* _Description of the task_: Your task is to transcribe the records exactly, skipping every image.

%%

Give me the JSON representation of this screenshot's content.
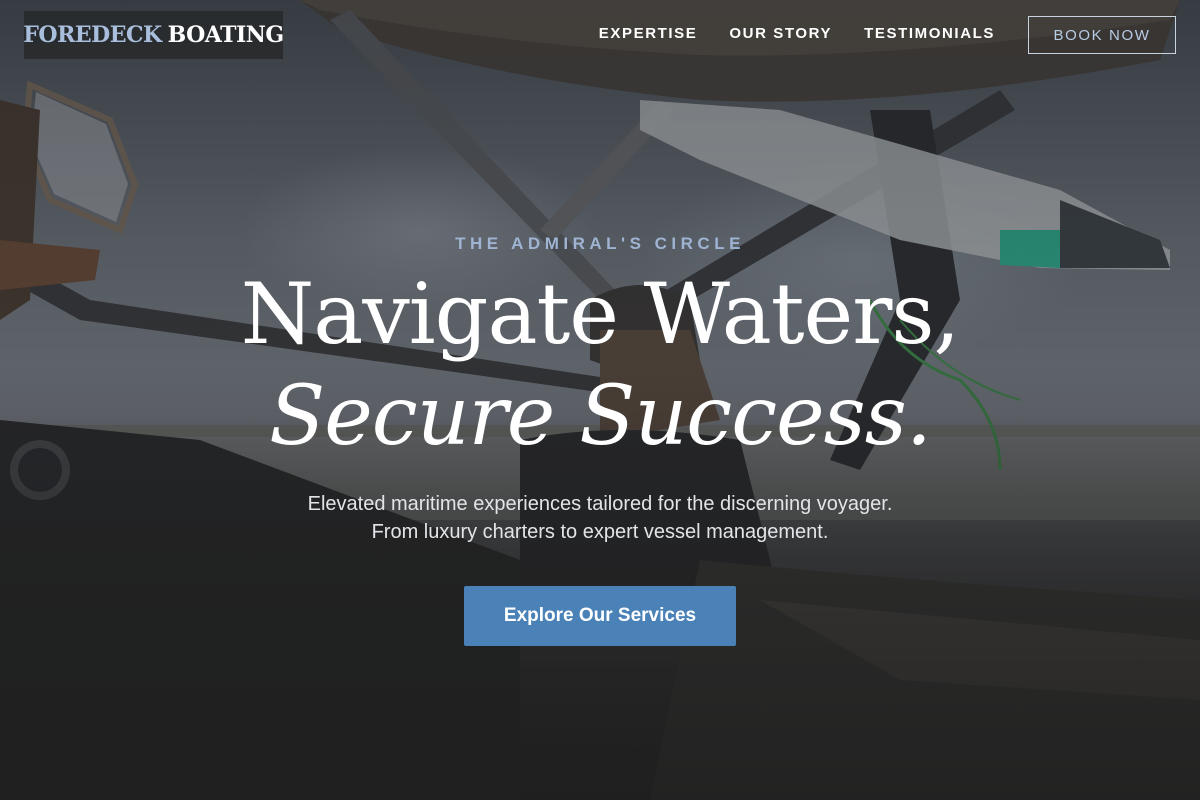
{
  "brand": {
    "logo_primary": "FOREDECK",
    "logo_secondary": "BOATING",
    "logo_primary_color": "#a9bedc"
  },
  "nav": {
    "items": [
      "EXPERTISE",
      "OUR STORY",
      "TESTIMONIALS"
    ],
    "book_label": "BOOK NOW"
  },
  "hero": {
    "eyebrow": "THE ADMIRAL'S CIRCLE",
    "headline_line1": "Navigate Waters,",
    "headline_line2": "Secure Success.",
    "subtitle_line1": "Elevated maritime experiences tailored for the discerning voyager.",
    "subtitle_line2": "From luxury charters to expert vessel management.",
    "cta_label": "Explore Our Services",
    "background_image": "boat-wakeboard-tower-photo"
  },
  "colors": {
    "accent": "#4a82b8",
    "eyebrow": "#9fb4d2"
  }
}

%%

* _Result_:
Give me the JSON representation of this screenshot's content.
{
  "brand": {
    "logo_primary": "FOREDECK",
    "logo_secondary": "BOATING",
    "logo_primary_color": "#a9bedc"
  },
  "nav": {
    "items": [
      "EXPERTISE",
      "OUR STORY",
      "TESTIMONIALS"
    ],
    "book_label": "BOOK NOW"
  },
  "hero": {
    "eyebrow": "THE ADMIRAL'S CIRCLE",
    "headline_line1": "Navigate Waters,",
    "headline_line2": "Secure Success.",
    "subtitle_line1": "Elevated maritime experiences tailored for the discerning voyager.",
    "subtitle_line2": "From luxury charters to expert vessel management.",
    "cta_label": "Explore Our Services",
    "background_image": "boat-wakeboard-tower-photo"
  },
  "colors": {
    "accent": "#4a82b8",
    "eyebrow": "#9fb4d2"
  }
}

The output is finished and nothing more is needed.